Your task is to output the data exactly as it stands.

## begin Record extracts

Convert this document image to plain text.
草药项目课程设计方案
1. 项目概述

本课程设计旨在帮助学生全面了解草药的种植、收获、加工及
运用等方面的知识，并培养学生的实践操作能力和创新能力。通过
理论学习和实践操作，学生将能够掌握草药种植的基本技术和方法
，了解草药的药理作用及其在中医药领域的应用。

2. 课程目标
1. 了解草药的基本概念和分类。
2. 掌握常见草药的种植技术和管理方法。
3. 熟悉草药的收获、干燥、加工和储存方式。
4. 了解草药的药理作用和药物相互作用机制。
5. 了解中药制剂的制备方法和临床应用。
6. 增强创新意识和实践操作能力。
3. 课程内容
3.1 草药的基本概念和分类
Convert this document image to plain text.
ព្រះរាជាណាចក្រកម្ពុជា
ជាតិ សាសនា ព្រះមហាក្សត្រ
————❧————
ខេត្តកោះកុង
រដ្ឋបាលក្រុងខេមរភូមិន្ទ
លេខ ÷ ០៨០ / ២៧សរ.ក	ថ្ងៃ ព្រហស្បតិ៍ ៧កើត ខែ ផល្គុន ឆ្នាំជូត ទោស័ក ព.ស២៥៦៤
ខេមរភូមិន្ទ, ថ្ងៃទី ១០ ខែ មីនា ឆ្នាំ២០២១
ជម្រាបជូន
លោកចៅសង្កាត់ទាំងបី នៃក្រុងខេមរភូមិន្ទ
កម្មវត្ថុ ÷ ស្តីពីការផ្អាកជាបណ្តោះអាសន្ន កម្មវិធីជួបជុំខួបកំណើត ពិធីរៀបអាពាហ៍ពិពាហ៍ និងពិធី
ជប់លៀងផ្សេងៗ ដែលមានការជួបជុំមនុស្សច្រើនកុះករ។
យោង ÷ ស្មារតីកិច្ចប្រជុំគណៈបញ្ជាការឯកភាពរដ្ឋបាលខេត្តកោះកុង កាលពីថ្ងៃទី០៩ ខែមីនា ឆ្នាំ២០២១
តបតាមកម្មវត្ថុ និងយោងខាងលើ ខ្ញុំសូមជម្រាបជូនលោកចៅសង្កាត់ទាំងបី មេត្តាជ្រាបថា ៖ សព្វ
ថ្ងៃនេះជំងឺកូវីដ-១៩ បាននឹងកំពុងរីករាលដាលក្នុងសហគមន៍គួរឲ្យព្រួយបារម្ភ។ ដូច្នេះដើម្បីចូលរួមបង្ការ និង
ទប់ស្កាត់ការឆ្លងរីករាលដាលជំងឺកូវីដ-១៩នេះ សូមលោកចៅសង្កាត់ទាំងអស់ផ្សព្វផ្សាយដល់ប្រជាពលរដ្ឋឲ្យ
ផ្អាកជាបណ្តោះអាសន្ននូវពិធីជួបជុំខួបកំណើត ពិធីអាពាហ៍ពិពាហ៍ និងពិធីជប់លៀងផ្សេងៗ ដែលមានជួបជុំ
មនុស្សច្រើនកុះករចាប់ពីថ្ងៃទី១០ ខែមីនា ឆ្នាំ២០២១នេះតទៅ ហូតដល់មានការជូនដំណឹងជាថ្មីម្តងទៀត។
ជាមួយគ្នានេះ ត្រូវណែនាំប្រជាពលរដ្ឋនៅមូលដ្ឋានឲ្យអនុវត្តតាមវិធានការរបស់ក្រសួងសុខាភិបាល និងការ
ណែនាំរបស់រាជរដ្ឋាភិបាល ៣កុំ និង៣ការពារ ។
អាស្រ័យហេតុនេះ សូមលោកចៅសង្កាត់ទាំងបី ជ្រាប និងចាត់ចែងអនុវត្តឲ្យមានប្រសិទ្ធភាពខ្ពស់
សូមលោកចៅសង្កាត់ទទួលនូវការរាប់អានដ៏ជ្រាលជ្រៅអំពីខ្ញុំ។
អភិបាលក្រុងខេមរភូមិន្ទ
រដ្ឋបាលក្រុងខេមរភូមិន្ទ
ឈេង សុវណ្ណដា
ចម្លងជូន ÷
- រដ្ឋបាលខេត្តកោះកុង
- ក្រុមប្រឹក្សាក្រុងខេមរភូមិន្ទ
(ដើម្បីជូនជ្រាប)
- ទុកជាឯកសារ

## end Record extracts

> _Output of the task_
Convert this document image to plain text.
草药项目课程设计方案
1. 项目概述

本课程设计旨在帮助学生全面了解草药的种植、收获、加工及
运用等方面的知识，并培养学生的实践操作能力和创新能力。通过
理论学习和实践操作，学生将能够掌握草药种植的基本技术和方法
，了解草药的药理作用及其在中医药领域的应用。

2. 课程目标
1. 了解草药的基本概念和分类。
2. 掌握常见草药的种植技术和管理方法。
3. 熟悉草药的收获、干燥、加工和储存方式。
4. 了解草药的药理作用和药物相互作用机制。
5. 了解中药制剂的制备方法和临床应用。
6. 增强创新意识和实践操作能力。
3. 课程内容
3.1 草药的基本概念和分类
Convert this document image to plain text.
ព្រះរាជាណាចក្រកម្ពុជា
ជាតិ សាសនា ព្រះមហាក្សត្រ
————❧————
ខេត្តកោះកុង
រដ្ឋបាលក្រុងខេមរភូមិន្ទ
លេខ ÷ ០៨០ / ២៧សរ.ក	ថ្ងៃ ព្រហស្បតិ៍ ៧កើត ខែ ផល្គុន ឆ្នាំជូត ទោស័ក ព.ស២៥៦៤
ខេមរភូមិន្ទ, ថ្ងៃទី ១០ ខែ មីនា ឆ្នាំ២០២១
ជម្រាបជូន
លោកចៅសង្កាត់ទាំងបី នៃក្រុងខេមរភូមិន្ទ
កម្មវត្ថុ ÷ ស្តីពីការផ្អាកជាបណ្តោះអាសន្ន កម្មវិធីជួបជុំខួបកំណើត ពិធីរៀបអាពាហ៍ពិពាហ៍ និងពិធី
ជប់លៀងផ្សេងៗ ដែលមានការជួបជុំមនុស្សច្រើនកុះករ។
យោង ÷ ស្មារតីកិច្ចប្រជុំគណៈបញ្ជាការឯកភាពរដ្ឋបាលខេត្តកោះកុង កាលពីថ្ងៃទី០៩ ខែមីនា ឆ្នាំ២០២១
តបតាមកម្មវត្ថុ និងយោងខាងលើ ខ្ញុំសូមជម្រាបជូនលោកចៅសង្កាត់ទាំងបី មេត្តាជ្រាបថា ៖ សព្វ
ថ្ងៃនេះជំងឺកូវីដ-១៩ បាននឹងកំពុងរីករាលដាលក្នុងសហគមន៍គួរឲ្យព្រួយបារម្ភ។ ដូច្នេះដើម្បីចូលរួមបង្ការ និង
ទប់ស្កាត់ការឆ្លងរីករាលដាលជំងឺកូវីដ-១៩នេះ សូមលោកចៅសង្កាត់ទាំងអស់ផ្សព្វផ្សាយដល់ប្រជាពលរដ្ឋឲ្យ
ផ្អាកជាបណ្តោះអាសន្ននូវពិធីជួបជុំខួបកំណើត ពិធីអាពាហ៍ពិពាហ៍ និងពិធីជប់លៀងផ្សេងៗ ដែលមានជួបជុំ
មនុស្សច្រើនកុះករចាប់ពីថ្ងៃទី១០ ខែមីនា ឆ្នាំ២០២១នេះតទៅ ហូតដល់មានការជូនដំណឹងជាថ្មីម្តងទៀត។
ជាមួយគ្នានេះ ត្រូវណែនាំប្រជាពលរដ្ឋនៅមូលដ្ឋានឲ្យអនុវត្តតាមវិធានការរបស់ក្រសួងសុខាភិបាល និងការ
ណែនាំរបស់រាជរដ្ឋាភិបាល ៣កុំ និង៣ការពារ ។
អាស្រ័យហេតុនេះ សូមលោកចៅសង្កាត់ទាំងបី ជ្រាប និងចាត់ចែងអនុវត្តឲ្យមានប្រសិទ្ធភាពខ្ពស់
សូមលោកចៅសង្កាត់ទទួលនូវការរាប់អានដ៏ជ្រាលជ្រៅអំពីខ្ញុំ។
អភិបាលក្រុងខេមរភូមិន្ទ
រដ្ឋបាលក្រុងខេមរភូមិន្ទ
ឈេង សុវណ្ណដា
ចម្លងជូន ÷
- រដ្ឋបាលខេត្តកោះកុង
- ក្រុមប្រឹក្សាក្រុងខេមរភូមិន្ទ
(ដើម្បីជូនជ្រាប)
- ទុកជាឯកសារ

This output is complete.